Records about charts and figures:
******

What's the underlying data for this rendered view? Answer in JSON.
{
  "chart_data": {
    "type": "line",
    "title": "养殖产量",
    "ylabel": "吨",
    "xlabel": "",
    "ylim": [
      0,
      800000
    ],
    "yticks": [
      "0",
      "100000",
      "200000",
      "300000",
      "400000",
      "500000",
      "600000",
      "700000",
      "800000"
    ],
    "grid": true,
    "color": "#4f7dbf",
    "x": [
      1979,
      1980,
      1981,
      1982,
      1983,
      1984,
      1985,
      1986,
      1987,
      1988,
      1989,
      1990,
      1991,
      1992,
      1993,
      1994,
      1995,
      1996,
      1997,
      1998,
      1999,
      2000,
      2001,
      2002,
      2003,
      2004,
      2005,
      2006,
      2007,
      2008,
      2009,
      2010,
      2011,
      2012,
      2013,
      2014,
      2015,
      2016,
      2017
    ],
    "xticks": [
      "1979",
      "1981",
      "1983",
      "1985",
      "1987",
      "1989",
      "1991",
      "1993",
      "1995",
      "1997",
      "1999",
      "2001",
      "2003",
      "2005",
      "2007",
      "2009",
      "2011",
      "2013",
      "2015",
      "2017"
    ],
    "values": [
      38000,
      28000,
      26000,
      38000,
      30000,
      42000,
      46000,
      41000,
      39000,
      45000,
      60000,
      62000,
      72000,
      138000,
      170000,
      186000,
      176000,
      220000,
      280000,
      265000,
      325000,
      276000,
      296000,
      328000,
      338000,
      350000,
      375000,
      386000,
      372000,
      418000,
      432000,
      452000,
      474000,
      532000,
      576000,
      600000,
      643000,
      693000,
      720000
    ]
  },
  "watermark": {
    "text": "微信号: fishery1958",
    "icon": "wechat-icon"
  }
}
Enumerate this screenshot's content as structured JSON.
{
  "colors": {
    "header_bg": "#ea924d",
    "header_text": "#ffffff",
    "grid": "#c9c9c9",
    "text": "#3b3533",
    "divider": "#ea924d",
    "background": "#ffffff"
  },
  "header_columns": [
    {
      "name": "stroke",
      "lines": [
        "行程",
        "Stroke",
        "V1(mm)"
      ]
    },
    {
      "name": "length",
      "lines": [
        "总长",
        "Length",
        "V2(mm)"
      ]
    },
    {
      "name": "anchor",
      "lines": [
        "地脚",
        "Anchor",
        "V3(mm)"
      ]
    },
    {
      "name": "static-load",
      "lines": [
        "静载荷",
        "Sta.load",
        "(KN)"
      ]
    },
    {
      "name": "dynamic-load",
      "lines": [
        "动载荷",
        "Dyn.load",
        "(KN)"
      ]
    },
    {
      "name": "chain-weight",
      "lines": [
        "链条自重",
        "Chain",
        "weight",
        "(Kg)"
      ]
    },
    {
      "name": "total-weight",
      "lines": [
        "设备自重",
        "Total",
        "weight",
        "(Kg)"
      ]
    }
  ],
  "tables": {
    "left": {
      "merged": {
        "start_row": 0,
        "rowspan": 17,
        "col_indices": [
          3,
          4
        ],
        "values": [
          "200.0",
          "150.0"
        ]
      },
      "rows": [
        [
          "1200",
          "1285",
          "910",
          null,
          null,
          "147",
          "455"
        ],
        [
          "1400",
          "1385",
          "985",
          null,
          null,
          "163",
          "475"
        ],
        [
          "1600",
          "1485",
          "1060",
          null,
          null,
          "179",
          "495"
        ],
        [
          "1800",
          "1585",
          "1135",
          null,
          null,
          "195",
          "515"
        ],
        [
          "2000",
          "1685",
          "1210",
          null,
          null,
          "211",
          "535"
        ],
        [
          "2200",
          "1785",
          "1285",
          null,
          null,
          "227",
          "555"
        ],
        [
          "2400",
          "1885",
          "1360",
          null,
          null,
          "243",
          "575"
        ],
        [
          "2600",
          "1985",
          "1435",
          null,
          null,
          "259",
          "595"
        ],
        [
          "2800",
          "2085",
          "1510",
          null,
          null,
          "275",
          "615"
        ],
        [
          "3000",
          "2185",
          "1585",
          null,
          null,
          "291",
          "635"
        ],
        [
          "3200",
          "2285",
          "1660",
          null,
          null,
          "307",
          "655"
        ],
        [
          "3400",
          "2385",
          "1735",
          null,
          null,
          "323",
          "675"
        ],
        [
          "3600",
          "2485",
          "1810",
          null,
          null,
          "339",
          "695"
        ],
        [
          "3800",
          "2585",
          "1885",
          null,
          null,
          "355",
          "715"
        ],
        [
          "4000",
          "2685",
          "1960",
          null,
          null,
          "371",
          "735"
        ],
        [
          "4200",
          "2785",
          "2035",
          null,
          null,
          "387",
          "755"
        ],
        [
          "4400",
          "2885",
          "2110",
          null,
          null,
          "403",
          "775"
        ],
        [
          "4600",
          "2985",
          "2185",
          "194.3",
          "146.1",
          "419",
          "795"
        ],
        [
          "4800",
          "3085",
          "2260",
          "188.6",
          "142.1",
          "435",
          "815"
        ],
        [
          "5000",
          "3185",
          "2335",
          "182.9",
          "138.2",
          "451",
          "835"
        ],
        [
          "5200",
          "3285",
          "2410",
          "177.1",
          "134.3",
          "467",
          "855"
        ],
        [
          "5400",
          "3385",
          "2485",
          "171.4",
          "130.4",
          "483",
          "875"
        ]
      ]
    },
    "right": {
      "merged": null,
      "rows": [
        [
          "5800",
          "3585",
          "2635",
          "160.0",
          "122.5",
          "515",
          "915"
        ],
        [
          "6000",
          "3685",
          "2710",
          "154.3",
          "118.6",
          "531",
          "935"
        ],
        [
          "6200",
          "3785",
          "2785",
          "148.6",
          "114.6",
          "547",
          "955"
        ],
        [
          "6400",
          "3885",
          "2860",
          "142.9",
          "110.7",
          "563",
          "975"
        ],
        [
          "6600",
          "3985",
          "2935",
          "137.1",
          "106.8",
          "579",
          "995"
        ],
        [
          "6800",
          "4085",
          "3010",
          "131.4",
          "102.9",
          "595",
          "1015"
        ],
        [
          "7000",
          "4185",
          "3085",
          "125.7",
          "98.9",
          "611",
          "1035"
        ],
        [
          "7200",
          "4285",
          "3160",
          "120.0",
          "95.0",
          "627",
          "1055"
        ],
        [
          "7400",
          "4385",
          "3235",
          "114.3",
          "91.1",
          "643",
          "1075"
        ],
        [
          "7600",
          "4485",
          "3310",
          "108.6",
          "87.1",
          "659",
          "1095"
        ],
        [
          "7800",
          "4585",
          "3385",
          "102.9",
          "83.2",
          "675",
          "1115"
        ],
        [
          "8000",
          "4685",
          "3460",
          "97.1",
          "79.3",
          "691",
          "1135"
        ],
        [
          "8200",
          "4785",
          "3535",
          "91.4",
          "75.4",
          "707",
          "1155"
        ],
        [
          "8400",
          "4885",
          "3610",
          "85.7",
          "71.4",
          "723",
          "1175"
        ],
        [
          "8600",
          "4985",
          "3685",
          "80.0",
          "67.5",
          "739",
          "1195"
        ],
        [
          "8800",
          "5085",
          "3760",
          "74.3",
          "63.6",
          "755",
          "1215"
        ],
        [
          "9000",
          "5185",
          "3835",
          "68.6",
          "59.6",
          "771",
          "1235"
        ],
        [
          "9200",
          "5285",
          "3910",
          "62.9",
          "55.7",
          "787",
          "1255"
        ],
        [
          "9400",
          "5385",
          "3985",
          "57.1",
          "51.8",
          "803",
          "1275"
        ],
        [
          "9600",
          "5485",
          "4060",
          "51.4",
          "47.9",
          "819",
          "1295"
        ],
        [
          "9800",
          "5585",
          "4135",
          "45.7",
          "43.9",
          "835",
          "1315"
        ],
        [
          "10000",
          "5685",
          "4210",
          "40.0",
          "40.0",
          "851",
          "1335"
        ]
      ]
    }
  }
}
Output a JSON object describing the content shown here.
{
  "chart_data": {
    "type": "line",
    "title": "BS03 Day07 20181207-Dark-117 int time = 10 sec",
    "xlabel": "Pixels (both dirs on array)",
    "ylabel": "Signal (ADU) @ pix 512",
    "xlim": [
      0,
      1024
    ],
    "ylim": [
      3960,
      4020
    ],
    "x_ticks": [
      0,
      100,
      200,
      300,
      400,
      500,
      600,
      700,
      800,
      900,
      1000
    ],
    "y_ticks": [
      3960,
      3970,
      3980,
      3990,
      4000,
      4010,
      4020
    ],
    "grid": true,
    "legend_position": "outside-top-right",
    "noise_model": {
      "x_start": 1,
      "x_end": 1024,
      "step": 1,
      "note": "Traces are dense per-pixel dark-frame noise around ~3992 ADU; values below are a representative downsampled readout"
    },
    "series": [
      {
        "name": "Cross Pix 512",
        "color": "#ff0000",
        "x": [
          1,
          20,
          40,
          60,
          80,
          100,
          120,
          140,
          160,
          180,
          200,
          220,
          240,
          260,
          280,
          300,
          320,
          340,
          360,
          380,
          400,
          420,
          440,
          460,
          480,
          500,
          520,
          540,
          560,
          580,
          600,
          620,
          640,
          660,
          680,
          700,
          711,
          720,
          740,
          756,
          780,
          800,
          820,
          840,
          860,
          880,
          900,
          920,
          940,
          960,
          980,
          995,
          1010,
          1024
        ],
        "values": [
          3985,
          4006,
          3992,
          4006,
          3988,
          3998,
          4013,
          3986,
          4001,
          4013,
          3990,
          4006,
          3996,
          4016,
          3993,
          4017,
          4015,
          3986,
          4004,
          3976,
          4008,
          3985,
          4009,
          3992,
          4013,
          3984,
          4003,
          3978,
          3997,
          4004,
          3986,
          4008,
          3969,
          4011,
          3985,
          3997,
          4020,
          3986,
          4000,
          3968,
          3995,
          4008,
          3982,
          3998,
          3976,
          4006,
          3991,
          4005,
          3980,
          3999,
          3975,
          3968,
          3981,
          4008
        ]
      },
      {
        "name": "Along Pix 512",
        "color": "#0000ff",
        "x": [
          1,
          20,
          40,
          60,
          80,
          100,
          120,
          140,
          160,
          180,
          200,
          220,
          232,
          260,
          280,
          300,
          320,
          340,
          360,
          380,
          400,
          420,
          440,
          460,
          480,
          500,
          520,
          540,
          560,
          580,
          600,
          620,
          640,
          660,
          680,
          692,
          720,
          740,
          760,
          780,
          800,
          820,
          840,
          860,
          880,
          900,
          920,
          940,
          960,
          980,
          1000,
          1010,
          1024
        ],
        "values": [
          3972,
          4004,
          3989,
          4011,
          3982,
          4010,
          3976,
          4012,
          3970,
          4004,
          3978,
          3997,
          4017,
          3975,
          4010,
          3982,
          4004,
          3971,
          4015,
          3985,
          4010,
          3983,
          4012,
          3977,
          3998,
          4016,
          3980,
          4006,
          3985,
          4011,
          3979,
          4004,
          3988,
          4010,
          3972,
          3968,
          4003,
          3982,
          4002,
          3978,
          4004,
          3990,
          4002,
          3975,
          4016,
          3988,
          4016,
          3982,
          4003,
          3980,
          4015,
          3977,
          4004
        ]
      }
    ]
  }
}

******

Identify the lines of the data that contain the word "xlabel". Copy each of them.

    "xlabel": "",
    "xlabel": "Pixels (both dirs on array)",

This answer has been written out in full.